> _Short task_: Pictures stay out of the copy; set down each line of the listing below exactly.

● ● ●

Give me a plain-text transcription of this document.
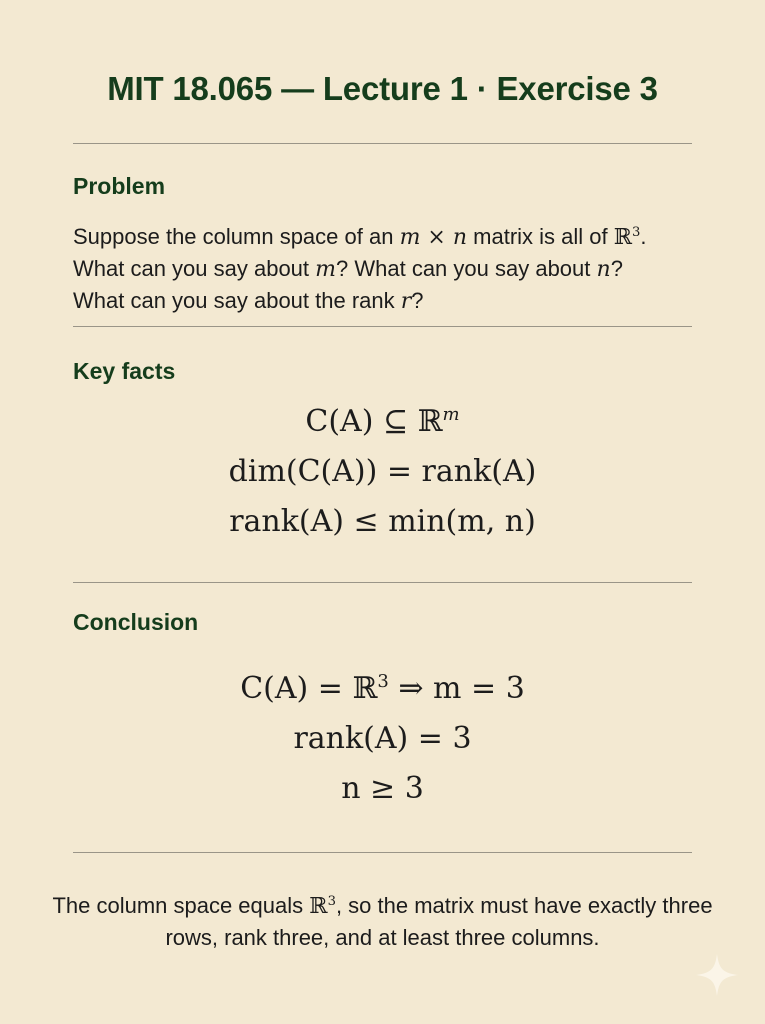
MIT 18.065 — Lecture 1 · Exercise 3
Problem
Suppose the column space of an m × n matrix is all of ℝ$^3$.
What can you say about m? What can you say about n?
What can you say about the rank r?
Key facts
C(A) ⊆ ℝ$^m$
dim(C(A)) = rank(A)
rank(A) ≤ min(m, n)
Conclusion
C(A) = ℝ$^3$ ⇒ m = 3
rank(A) = 3
n ≥ 3
The column space equals ℝ$^3$, so the matrix must have exactly three rows, rank three, and at least three columns.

● ● ●

> _Complete answer_:
Give me a plain-text transcription of this document.
MIT 18.065 — Lecture 1 · Exercise 3
Problem
Suppose the column space of an m × n matrix is all of ℝ$^3$.
What can you say about m? What can you say about n?
What can you say about the rank r?
Key facts
C(A) ⊆ ℝ$^m$
dim(C(A)) = rank(A)
rank(A) ≤ min(m, n)
Conclusion
C(A) = ℝ$^3$ ⇒ m = 3
rank(A) = 3
n ≥ 3
The column space equals ℝ$^3$, so the matrix must have exactly three rows, rank three, and at least three columns.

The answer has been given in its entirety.